**WORK TO DO**
Exclude all pictures, then copy each of the records exactly as written.

**Dataset entries**
━━━━━━━━

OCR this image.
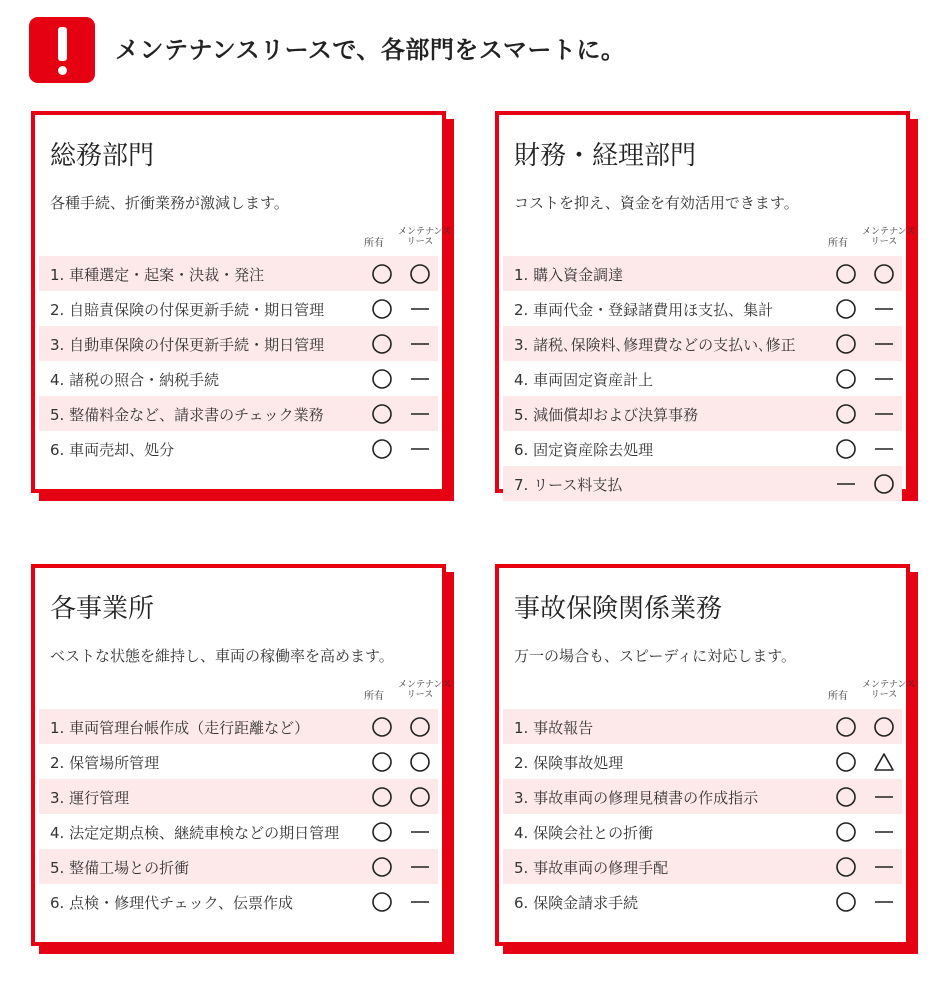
メンテナンスリースで、各部門をスマートに。
総務部門
各種手続、折衝業務が激減します。
所有
メンテナンス
リース
1. 車種選定・起案・決裁・発注
2. 自賠責保険の付保更新手続・期日管理
3. 自動車保険の付保更新手続・期日管理
4. 諸税の照合・納税手続
5. 整備料金など、請求書のチェック業務
6. 車両売却、処分
財務・経理部門
コストを抑え、資金を有効活用できます。
所有
メンテナンス
リース
1. 購入資金調達
2. 車両代金・登録諸費用ほ支払、集計
3. 諸税､保険料､修理費などの支払い､修正
4. 車両固定資産計上
5. 減価償却および決算事務
6. 固定資産除去処理
7. リース料支払
各事業所
ベストな状態を維持し、車両の稼働率を高めます。
所有
メンテナンス
リース
1. 車両管理台帳作成（走行距離など）
2. 保管場所管理
3. 運行管理
4. 法定定期点検、継続車検などの期日管理
5. 整備工場との折衝
6. 点検・修理代チェック、伝票作成
事故保険関係業務
万一の場合も、スピーディに対応します。
所有
メンテナンス
リース
1. 事故報告
2. 保険事故処理
3. 事故車両の修理見積書の作成指示
4. 保険会社との折衝
5. 事故車両の修理手配
6. 保険金請求手続
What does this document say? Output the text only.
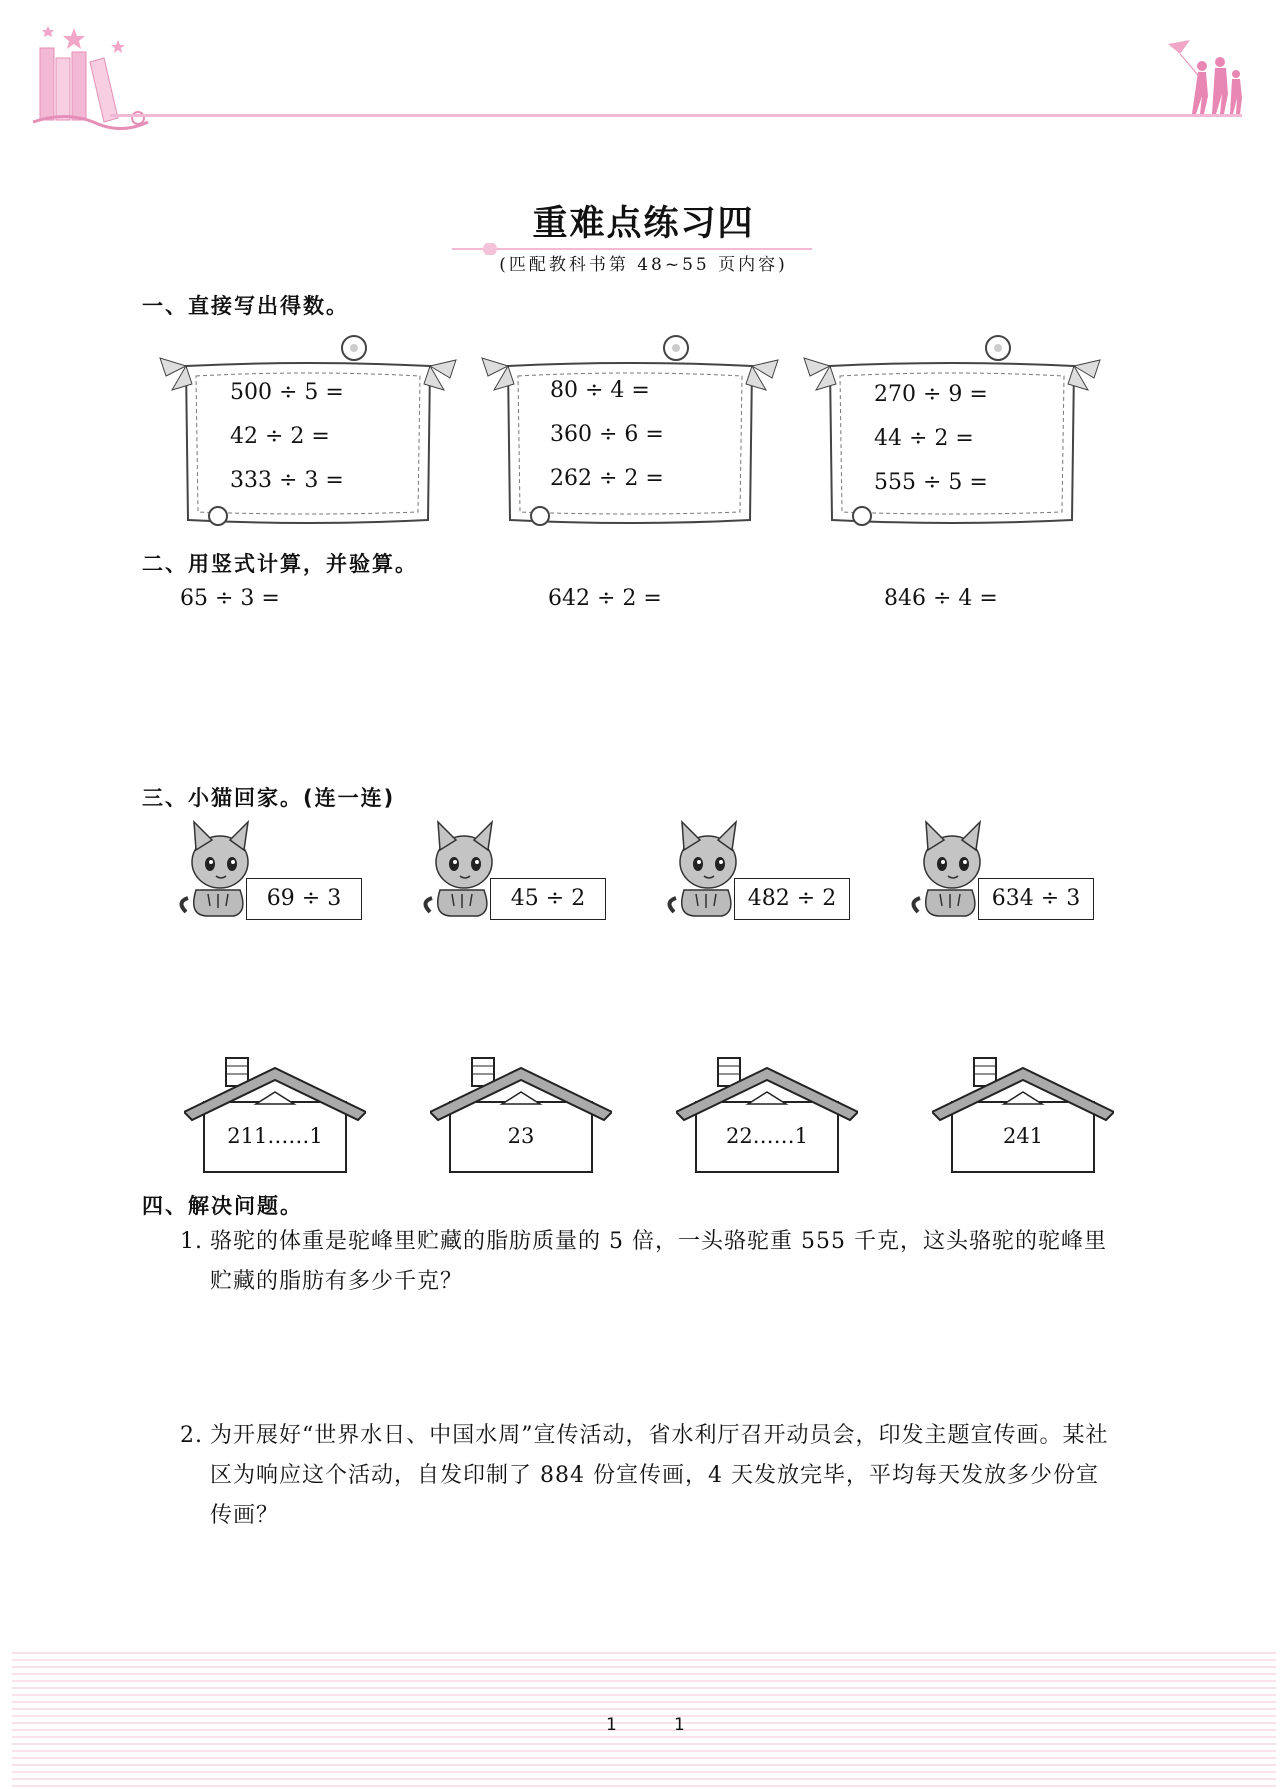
重难点练习四
(匹配教科书第 48~55 页内容)
一、直接写出得数。
500 ÷ 5 =
42 ÷ 2 =
333 ÷ 3 =
80 ÷ 4 =
360 ÷ 6 =
262 ÷ 2 =
270 ÷ 9 =
44 ÷ 2 =
555 ÷ 5 =
二、用竖式计算，并验算。
65 ÷ 3 =	642 ÷ 2 =	846 ÷ 4 =
三、小猫回家。(连一连)
69 ÷ 3	45 ÷ 2	482 ÷ 2	634 ÷ 3
211……1	23	22……1	241
四、解决问题。
1. 骆驼的体重是驼峰里贮藏的脂肪质量的 5 倍，一头骆驼重 555 千克，这头骆驼的驼峰里贮藏的脂肪有多少千克？
2. 为开展好“世界水日、中国水周”宣传活动，省水利厅召开动员会，印发主题宣传画。某社区为响应这个活动，自发印制了 884 份宣传画，4 天发放完毕，平均每天发放多少份宣传画？
1	1
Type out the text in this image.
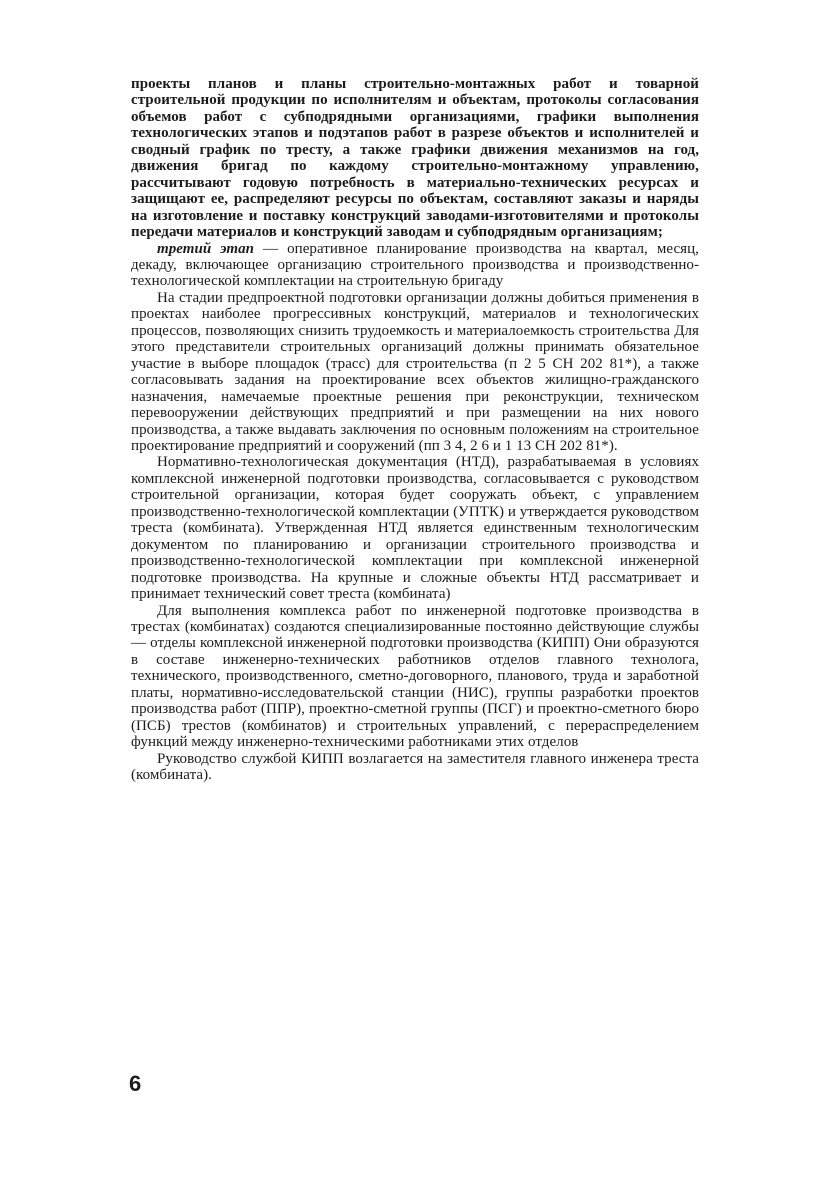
проекты планов и планы строительно-монтажных работ и товарной строительной продукции по исполнителям и объектам, протоколы согласования объемов работ с субподрядными организациями, графики выполнения технологических этапов и подэтапов работ в разрезе объектов и исполнителей и сводный график по тресту, а также графики движения механизмов на год, движения бригад по каждому строительно-монтажному управлению, рассчитывают годовую потребность в материально-технических ресурсах и защищают ее, распределяют ресурсы по объектам, составляют заказы и наряды на изготовление и поставку конструкций заводами-изготовителями и протоколы передачи материалов и конструкций заводам и субподрядным организациям;

третий этап — оперативное планирование производства на квартал, месяц, декаду, включающее организацию строительного производства и производственно-технологической комплектации на строительную бригаду

На стадии предпроектной подготовки организации должны добиться применения в проектах наиболее прогрессивных конструкций, материалов и технологических процессов, позволяющих снизить трудоемкость и материалоемкость строительства Для этого представители строительных организаций должны принимать обязательное участие в выборе площадок (трасс) для строительства (п 2 5 СН 202 81*), а также согласовывать задания на проектирование всех объектов жилищно-гражданского назначения, намечаемые проектные решения при реконструкции, техническом перевооружении действующих предприятий и при размещении на них нового производства, а также выдавать заключения по основным положениям на строительное проектирование предприятий и сооружений (пп 3 4, 2 6 и 1 13 СН 202 81*).

Нормативно-технологическая документация (НТД), разрабатываемая в условиях комплексной инженерной подготовки производства, согласовывается с руководством строительной организации, которая будет сооружать объект, с управлением производственно-технологической комплектации (УПТК) и утверждается руководством треста (комбината). Утвержденная НТД является единственным технологическим документом по планированию и организации строительного производства и производственно-технологической комплектации при комплексной инженерной подготовке производства. На крупные и сложные объекты НТД рассматривает и принимает технический совет треста (комбината)

Для выполнения комплекса работ по инженерной подготовке производства в трестах (комбинатах) создаются специализированные постоянно действующие службы — отделы комплексной инженерной подготовки производства (КИПП) Они образуются в составе инженерно-технических работников отделов главного технолога, технического, производственного, сметно-договорного, планового, труда и заработной платы, нормативно-исследовательской станции (НИС), группы разработки проектов производства работ (ППР), проектно-сметной группы (ПСГ) и проектно-сметного бюро (ПСБ) трестов (комбинатов) и строительных управлений, с перераспределением функций между инженерно-техническими работниками этих отделов

Руководство службой КИПП возлагается на заместителя главного инженера треста (комбината).

6
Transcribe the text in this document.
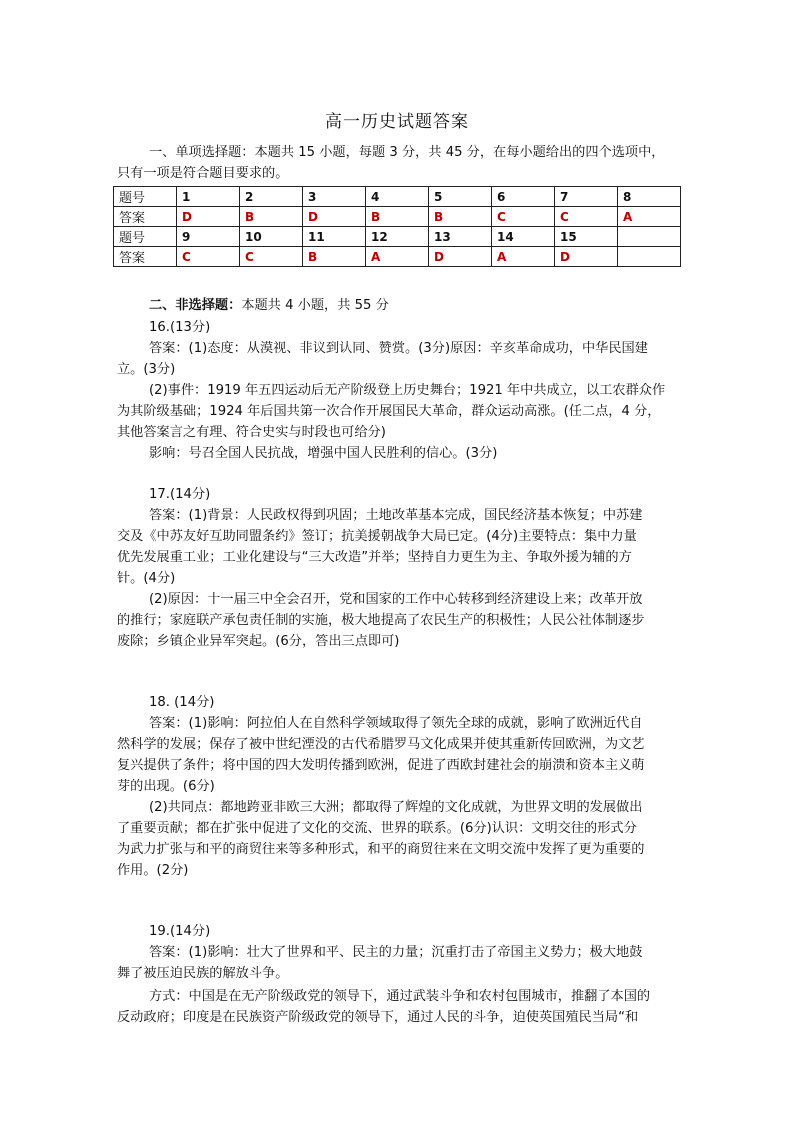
高一历史试题答案
一、单项选择题：本题共 15 小题，每题 3 分，共 45 分，在每小题给出的四个选项中，
只有一项是符合题目要求的。
题号	1	2	3	4	5	6	7	8
答案	D	B	D	B	B	C	C	A
题号	9	10	11	12	13	14	15	
答案	C	C	B	A	D	A	D	
二、非选择题：本题共 4 小题，共 55 分
16.(13分)
答案：(1)态度：从漠视、非议到认同、赞赏。(3分)原因：辛亥革命成功，中华民国建
立。(3分)
(2)事件：1919 年五四运动后无产阶级登上历史舞台；1921 年中共成立，以工农群众作
为其阶级基础；1924 年后国共第一次合作开展国民大革命，群众运动高涨。(任二点，4 分，
其他答案言之有理、符合史实与时段也可给分)
影响：号召全国人民抗战，增强中国人民胜利的信心。(3分)
17.(14分)
答案：(1)背景：人民政权得到巩固；土地改革基本完成，国民经济基本恢复；中苏建
交及《中苏友好互助同盟条约》签订；抗美援朝战争大局已定。(4分)主要特点：集中力量
优先发展重工业；工业化建设与“三大改造”并举；坚持自力更生为主、争取外援为辅的方
针。(4分)
(2)原因：十一届三中全会召开，党和国家的工作中心转移到经济建设上来；改革开放
的推行；家庭联产承包责任制的实施，极大地提高了农民生产的积极性；人民公社体制逐步
废除；乡镇企业异军突起。(6分，答出三点即可)
18. (14分)
答案：(1)影响：阿拉伯人在自然科学领域取得了领先全球的成就，影响了欧洲近代自
然科学的发展；保存了被中世纪湮没的古代希腊罗马文化成果并使其重新传回欧洲，为文艺
复兴提供了条件；将中国的四大发明传播到欧洲，促进了西欧封建社会的崩溃和资本主义萌
芽的出现。(6分)
(2)共同点：都地跨亚非欧三大洲；都取得了辉煌的文化成就，为世界文明的发展做出
了重要贡献；都在扩张中促进了文化的交流、世界的联系。(6分)认识：文明交往的形式分
为武力扩张与和平的商贸往来等多种形式，和平的商贸往来在文明交流中发挥了更为重要的
作用。(2分)
19.(14分)
答案：(1)影响：壮大了世界和平、民主的力量；沉重打击了帝国主义势力；极大地鼓
舞了被压迫民族的解放斗争。
方式：中国是在无产阶级政党的领导下，通过武装斗争和农村包围城市，推翻了本国的
反动政府；印度是在民族资产阶级政党的领导下，通过人民的斗争，迫使英国殖民当局“和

━━━━━━━━

**EXERCISE RESPONSE**
OCR this image.
メンテナンスリースで、各部門をスマートに。
総務部門
各種手続、折衝業務が激減します。
所有
メンテナンス
リース
1. 車種選定・起案・決裁・発注
2. 自賠責保険の付保更新手続・期日管理
3. 自動車保険の付保更新手続・期日管理
4. 諸税の照合・納税手続
5. 整備料金など、請求書のチェック業務
6. 車両売却、処分
財務・経理部門
コストを抑え、資金を有効活用できます。
所有
メンテナンス
リース
1. 購入資金調達
2. 車両代金・登録諸費用ほ支払、集計
3. 諸税､保険料､修理費などの支払い､修正
4. 車両固定資産計上
5. 減価償却および決算事務
6. 固定資産除去処理
7. リース料支払
各事業所
ベストな状態を維持し、車両の稼働率を高めます。
所有
メンテナンス
リース
1. 車両管理台帳作成（走行距離など）
2. 保管場所管理
3. 運行管理
4. 法定定期点検、継続車検などの期日管理
5. 整備工場との折衝
6. 点検・修理代チェック、伝票作成
事故保険関係業務
万一の場合も、スピーディに対応します。
所有
メンテナンス
リース
1. 事故報告
2. 保険事故処理
3. 事故車両の修理見積書の作成指示
4. 保険会社との折衝
5. 事故車両の修理手配
6. 保険金請求手続
What does this document say? Output the text only.
重难点练习四
(匹配教科书第 48~55 页内容)
一、直接写出得数。
500 ÷ 5 =
42 ÷ 2 =
333 ÷ 3 =
80 ÷ 4 =
360 ÷ 6 =
262 ÷ 2 =
270 ÷ 9 =
44 ÷ 2 =
555 ÷ 5 =
二、用竖式计算，并验算。
65 ÷ 3 =	642 ÷ 2 =	846 ÷ 4 =
三、小猫回家。(连一连)
69 ÷ 3	45 ÷ 2	482 ÷ 2	634 ÷ 3
211……1	23	22……1	241
四、解决问题。
1. 骆驼的体重是驼峰里贮藏的脂肪质量的 5 倍，一头骆驼重 555 千克，这头骆驼的驼峰里贮藏的脂肪有多少千克？
2. 为开展好“世界水日、中国水周”宣传活动，省水利厅召开动员会，印发主题宣传画。某社区为响应这个活动，自发印制了 884 份宣传画，4 天发放完毕，平均每天发放多少份宣传画？
1	1
Type out the text in this image.
проекты планов и планы строительно-монтажных работ и товарной строительной продукции по исполнителям и объектам, протоколы согласования объемов работ с субподрядными организациями, графики выполнения технологических этапов и подэтапов работ в разрезе объектов и исполнителей и сводный график по тресту, а также графики движения механизмов на год, движения бригад по каждому строительно-монтажному управлению, рассчитывают годовую потребность в материально-технических ресурсах и защищают ее, распределяют ресурсы по объектам, составляют заказы и наряды на изготовление и поставку конструкций заводами-изготовителями и протоколы передачи материалов и конструкций заводам и субподрядным организациям;

третий этап — оперативное планирование производства на квартал, месяц, декаду, включающее организацию строительного производства и производственно-технологической комплектации на строительную бригаду

На стадии предпроектной подготовки организации должны добиться применения в проектах наиболее прогрессивных конструкций, материалов и технологических процессов, позволяющих снизить трудоемкость и материалоемкость строительства Для этого представители строительных организаций должны принимать обязательное участие в выборе площадок (трасс) для строительства (п 2 5 СН 202 81*), а также согласовывать задания на проектирование всех объектов жилищно-гражданского назначения, намечаемые проектные решения при реконструкции, техническом перевооружении действующих предприятий и при размещении на них нового производства, а также выдавать заключения по основным положениям на строительное проектирование предприятий и сооружений (пп 3 4, 2 6 и 1 13 СН 202 81*).

Нормативно-технологическая документация (НТД), разрабатываемая в условиях комплексной инженерной подготовки производства, согласовывается с руководством строительной организации, которая будет сооружать объект, с управлением производственно-технологической комплектации (УПТК) и утверждается руководством треста (комбината). Утвержденная НТД является единственным технологическим документом по планированию и организации строительного производства и производственно-технологической комплектации при комплексной инженерной подготовке производства. На крупные и сложные объекты НТД рассматривает и принимает технический совет треста (комбината)

Для выполнения комплекса работ по инженерной подготовке производства в трестах (комбинатах) создаются специализированные постоянно действующие службы — отделы комплексной инженерной подготовки производства (КИПП) Они образуются в составе инженерно-технических работников отделов главного технолога, технического, производственного, сметно-договорного, планового, труда и заработной платы, нормативно-исследовательской станции (НИС), группы разработки проектов производства работ (ППР), проектно-сметной группы (ПСГ) и проектно-сметного бюро (ПСБ) трестов (комбинатов) и строительных управлений, с перераспределением функций между инженерно-техническими работниками этих отделов

Руководство службой КИПП возлагается на заместителя главного инженера треста (комбината).

6
Transcribe the text in this document.
高一历史试题答案
一、单项选择题：本题共 15 小题，每题 3 分，共 45 分，在每小题给出的四个选项中，
只有一项是符合题目要求的。
题号	1	2	3	4	5	6	7	8
答案	D	B	D	B	B	C	C	A
题号	9	10	11	12	13	14	15	
答案	C	C	B	A	D	A	D	
二、非选择题：本题共 4 小题，共 55 分
16.(13分)
答案：(1)态度：从漠视、非议到认同、赞赏。(3分)原因：辛亥革命成功，中华民国建
立。(3分)
(2)事件：1919 年五四运动后无产阶级登上历史舞台；1921 年中共成立，以工农群众作
为其阶级基础；1924 年后国共第一次合作开展国民大革命，群众运动高涨。(任二点，4 分，
其他答案言之有理、符合史实与时段也可给分)
影响：号召全国人民抗战，增强中国人民胜利的信心。(3分)
17.(14分)
答案：(1)背景：人民政权得到巩固；土地改革基本完成，国民经济基本恢复；中苏建
交及《中苏友好互助同盟条约》签订；抗美援朝战争大局已定。(4分)主要特点：集中力量
优先发展重工业；工业化建设与“三大改造”并举；坚持自力更生为主、争取外援为辅的方
针。(4分)
(2)原因：十一届三中全会召开，党和国家的工作中心转移到经济建设上来；改革开放
的推行；家庭联产承包责任制的实施，极大地提高了农民生产的积极性；人民公社体制逐步
废除；乡镇企业异军突起。(6分，答出三点即可)
18. (14分)
答案：(1)影响：阿拉伯人在自然科学领域取得了领先全球的成就，影响了欧洲近代自
然科学的发展；保存了被中世纪湮没的古代希腊罗马文化成果并使其重新传回欧洲，为文艺
复兴提供了条件；将中国的四大发明传播到欧洲，促进了西欧封建社会的崩溃和资本主义萌
芽的出现。(6分)
(2)共同点：都地跨亚非欧三大洲；都取得了辉煌的文化成就，为世界文明的发展做出
了重要贡献；都在扩张中促进了文化的交流、世界的联系。(6分)认识：文明交往的形式分
为武力扩张与和平的商贸往来等多种形式，和平的商贸往来在文明交流中发挥了更为重要的
作用。(2分)
19.(14分)
答案：(1)影响：壮大了世界和平、民主的力量；沉重打击了帝国主义势力；极大地鼓
舞了被压迫民族的解放斗争。
方式：中国是在无产阶级政党的领导下，通过武装斗争和农村包围城市，推翻了本国的
反动政府；印度是在民族资产阶级政党的领导下，通过人民的斗争，迫使英国殖民当局“和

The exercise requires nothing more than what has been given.